— Start of Material provided —
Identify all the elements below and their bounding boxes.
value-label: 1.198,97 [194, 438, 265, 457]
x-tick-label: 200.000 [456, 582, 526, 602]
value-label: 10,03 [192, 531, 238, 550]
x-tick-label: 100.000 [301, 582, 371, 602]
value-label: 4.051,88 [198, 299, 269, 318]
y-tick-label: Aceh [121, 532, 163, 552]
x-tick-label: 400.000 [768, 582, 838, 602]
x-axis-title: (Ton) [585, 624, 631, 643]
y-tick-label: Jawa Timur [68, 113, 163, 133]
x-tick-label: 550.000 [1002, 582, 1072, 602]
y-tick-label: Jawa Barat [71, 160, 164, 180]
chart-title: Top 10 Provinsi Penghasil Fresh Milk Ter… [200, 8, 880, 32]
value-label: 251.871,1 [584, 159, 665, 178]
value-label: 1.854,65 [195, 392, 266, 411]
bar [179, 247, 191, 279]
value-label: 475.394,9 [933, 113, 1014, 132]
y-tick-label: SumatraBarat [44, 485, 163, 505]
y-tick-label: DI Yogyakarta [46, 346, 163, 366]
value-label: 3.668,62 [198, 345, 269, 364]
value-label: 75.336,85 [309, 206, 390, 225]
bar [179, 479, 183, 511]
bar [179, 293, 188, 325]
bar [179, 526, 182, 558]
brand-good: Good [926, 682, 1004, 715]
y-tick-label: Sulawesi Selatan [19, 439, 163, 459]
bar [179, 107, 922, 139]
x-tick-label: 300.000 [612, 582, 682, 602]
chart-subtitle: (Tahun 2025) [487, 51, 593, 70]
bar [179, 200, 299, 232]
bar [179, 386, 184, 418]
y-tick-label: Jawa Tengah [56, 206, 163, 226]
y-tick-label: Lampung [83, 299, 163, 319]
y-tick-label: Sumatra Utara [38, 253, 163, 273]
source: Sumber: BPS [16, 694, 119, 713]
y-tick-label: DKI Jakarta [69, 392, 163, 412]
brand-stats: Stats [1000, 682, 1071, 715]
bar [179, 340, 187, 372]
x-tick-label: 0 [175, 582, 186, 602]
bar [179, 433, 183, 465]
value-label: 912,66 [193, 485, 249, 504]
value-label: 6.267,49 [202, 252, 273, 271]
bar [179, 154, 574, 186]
— End of Material provided —
Objective => Copy all the rows above line for line, without changing any character.

Full response =>
Identify all the elements below and their bounding boxes.
value-label: 1.198,97 [194, 438, 265, 457]
x-tick-label: 200.000 [456, 582, 526, 602]
value-label: 10,03 [192, 531, 238, 550]
x-tick-label: 100.000 [301, 582, 371, 602]
value-label: 4.051,88 [198, 299, 269, 318]
y-tick-label: Aceh [121, 532, 163, 552]
x-tick-label: 400.000 [768, 582, 838, 602]
x-axis-title: (Ton) [585, 624, 631, 643]
y-tick-label: Jawa Timur [68, 113, 163, 133]
x-tick-label: 550.000 [1002, 582, 1072, 602]
y-tick-label: Jawa Barat [71, 160, 164, 180]
chart-title: Top 10 Provinsi Penghasil Fresh Milk Ter… [200, 8, 880, 32]
value-label: 251.871,1 [584, 159, 665, 178]
value-label: 1.854,65 [195, 392, 266, 411]
bar [179, 247, 191, 279]
value-label: 475.394,9 [933, 113, 1014, 132]
y-tick-label: SumatraBarat [44, 485, 163, 505]
y-tick-label: DI Yogyakarta [46, 346, 163, 366]
value-label: 3.668,62 [198, 345, 269, 364]
value-label: 75.336,85 [309, 206, 390, 225]
bar [179, 479, 183, 511]
bar [179, 293, 188, 325]
bar [179, 526, 182, 558]
brand-good: Good [926, 682, 1004, 715]
y-tick-label: Sulawesi Selatan [19, 439, 163, 459]
bar [179, 107, 922, 139]
x-tick-label: 300.000 [612, 582, 682, 602]
chart-subtitle: (Tahun 2025) [487, 51, 593, 70]
bar [179, 200, 299, 232]
bar [179, 386, 184, 418]
y-tick-label: Jawa Tengah [56, 206, 163, 226]
y-tick-label: Lampung [83, 299, 163, 319]
y-tick-label: Sumatra Utara [38, 253, 163, 273]
source: Sumber: BPS [16, 694, 119, 713]
y-tick-label: DKI Jakarta [69, 392, 163, 412]
brand-stats: Stats [1000, 682, 1071, 715]
bar [179, 340, 187, 372]
x-tick-label: 0 [175, 582, 186, 602]
bar [179, 433, 183, 465]
value-label: 912,66 [193, 485, 249, 504]
value-label: 6.267,49 [202, 252, 273, 271]
bar [179, 154, 574, 186]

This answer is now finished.